## Given instruction
Retype the material word for word.

## Recorded data
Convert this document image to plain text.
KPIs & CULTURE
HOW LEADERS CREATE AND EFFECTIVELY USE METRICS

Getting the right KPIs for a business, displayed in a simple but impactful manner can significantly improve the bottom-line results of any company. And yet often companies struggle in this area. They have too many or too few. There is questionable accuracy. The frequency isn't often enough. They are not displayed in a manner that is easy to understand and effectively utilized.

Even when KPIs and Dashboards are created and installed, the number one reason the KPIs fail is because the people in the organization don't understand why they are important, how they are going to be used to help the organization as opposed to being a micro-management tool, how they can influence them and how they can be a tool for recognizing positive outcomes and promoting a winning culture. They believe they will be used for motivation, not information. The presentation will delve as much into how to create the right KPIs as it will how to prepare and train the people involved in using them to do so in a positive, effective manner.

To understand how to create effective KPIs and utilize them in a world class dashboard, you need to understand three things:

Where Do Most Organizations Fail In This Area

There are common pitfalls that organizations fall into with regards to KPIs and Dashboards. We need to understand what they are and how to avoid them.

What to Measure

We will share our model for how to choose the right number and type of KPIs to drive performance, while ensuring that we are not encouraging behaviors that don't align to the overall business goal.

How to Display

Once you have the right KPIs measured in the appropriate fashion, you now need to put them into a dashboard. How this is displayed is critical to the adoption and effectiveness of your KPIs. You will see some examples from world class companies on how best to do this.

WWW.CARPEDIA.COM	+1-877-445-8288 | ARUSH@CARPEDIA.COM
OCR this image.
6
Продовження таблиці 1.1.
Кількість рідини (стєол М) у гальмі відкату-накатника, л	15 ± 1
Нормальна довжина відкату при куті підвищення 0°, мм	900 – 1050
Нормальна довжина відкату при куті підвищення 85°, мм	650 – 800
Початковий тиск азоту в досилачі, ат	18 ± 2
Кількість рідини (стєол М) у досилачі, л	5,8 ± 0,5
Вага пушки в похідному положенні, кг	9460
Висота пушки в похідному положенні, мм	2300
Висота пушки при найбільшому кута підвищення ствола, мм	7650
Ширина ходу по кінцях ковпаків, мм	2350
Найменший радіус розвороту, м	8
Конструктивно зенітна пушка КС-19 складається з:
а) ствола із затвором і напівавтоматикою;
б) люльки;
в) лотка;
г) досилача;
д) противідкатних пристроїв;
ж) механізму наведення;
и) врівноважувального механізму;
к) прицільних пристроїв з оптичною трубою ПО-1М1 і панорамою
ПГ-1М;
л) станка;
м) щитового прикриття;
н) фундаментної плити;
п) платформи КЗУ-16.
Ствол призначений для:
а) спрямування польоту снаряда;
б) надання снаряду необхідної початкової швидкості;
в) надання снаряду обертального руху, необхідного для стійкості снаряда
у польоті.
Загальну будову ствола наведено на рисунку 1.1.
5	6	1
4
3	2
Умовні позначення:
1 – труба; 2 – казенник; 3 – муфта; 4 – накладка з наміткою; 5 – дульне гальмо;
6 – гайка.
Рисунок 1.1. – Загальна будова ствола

## Correct result
Convert this document image to plain text.
KPIs & CULTURE
HOW LEADERS CREATE AND EFFECTIVELY USE METRICS

Getting the right KPIs for a business, displayed in a simple but impactful manner can significantly improve the bottom-line results of any company. And yet often companies struggle in this area. They have too many or too few. There is questionable accuracy. The frequency isn't often enough. They are not displayed in a manner that is easy to understand and effectively utilized.

Even when KPIs and Dashboards are created and installed, the number one reason the KPIs fail is because the people in the organization don't understand why they are important, how they are going to be used to help the organization as opposed to being a micro-management tool, how they can influence them and how they can be a tool for recognizing positive outcomes and promoting a winning culture. They believe they will be used for motivation, not information. The presentation will delve as much into how to create the right KPIs as it will how to prepare and train the people involved in using them to do so in a positive, effective manner.

To understand how to create effective KPIs and utilize them in a world class dashboard, you need to understand three things:

Where Do Most Organizations Fail In This Area

There are common pitfalls that organizations fall into with regards to KPIs and Dashboards. We need to understand what they are and how to avoid them.

What to Measure

We will share our model for how to choose the right number and type of KPIs to drive performance, while ensuring that we are not encouraging behaviors that don't align to the overall business goal.

How to Display

Once you have the right KPIs measured in the appropriate fashion, you now need to put them into a dashboard. How this is displayed is critical to the adoption and effectiveness of your KPIs. You will see some examples from world class companies on how best to do this.

WWW.CARPEDIA.COM	+1-877-445-8288 | ARUSH@CARPEDIA.COM
OCR this image.
6
Продовження таблиці 1.1.
Кількість рідини (стєол М) у гальмі відкату-накатника, л	15 ± 1
Нормальна довжина відкату при куті підвищення 0°, мм	900 – 1050
Нормальна довжина відкату при куті підвищення 85°, мм	650 – 800
Початковий тиск азоту в досилачі, ат	18 ± 2
Кількість рідини (стєол М) у досилачі, л	5,8 ± 0,5
Вага пушки в похідному положенні, кг	9460
Висота пушки в похідному положенні, мм	2300
Висота пушки при найбільшому кута підвищення ствола, мм	7650
Ширина ходу по кінцях ковпаків, мм	2350
Найменший радіус розвороту, м	8
Конструктивно зенітна пушка КС-19 складається з:
а) ствола із затвором і напівавтоматикою;
б) люльки;
в) лотка;
г) досилача;
д) противідкатних пристроїв;
ж) механізму наведення;
и) врівноважувального механізму;
к) прицільних пристроїв з оптичною трубою ПО-1М1 і панорамою
ПГ-1М;
л) станка;
м) щитового прикриття;
н) фундаментної плити;
п) платформи КЗУ-16.
Ствол призначений для:
а) спрямування польоту снаряда;
б) надання снаряду необхідної початкової швидкості;
в) надання снаряду обертального руху, необхідного для стійкості снаряда
у польоті.
Загальну будову ствола наведено на рисунку 1.1.
5	6	1
4
3	2
Умовні позначення:
1 – труба; 2 – казенник; 3 – муфта; 4 – накладка з наміткою; 5 – дульне гальмо;
6 – гайка.
Рисунок 1.1. – Загальна будова ствола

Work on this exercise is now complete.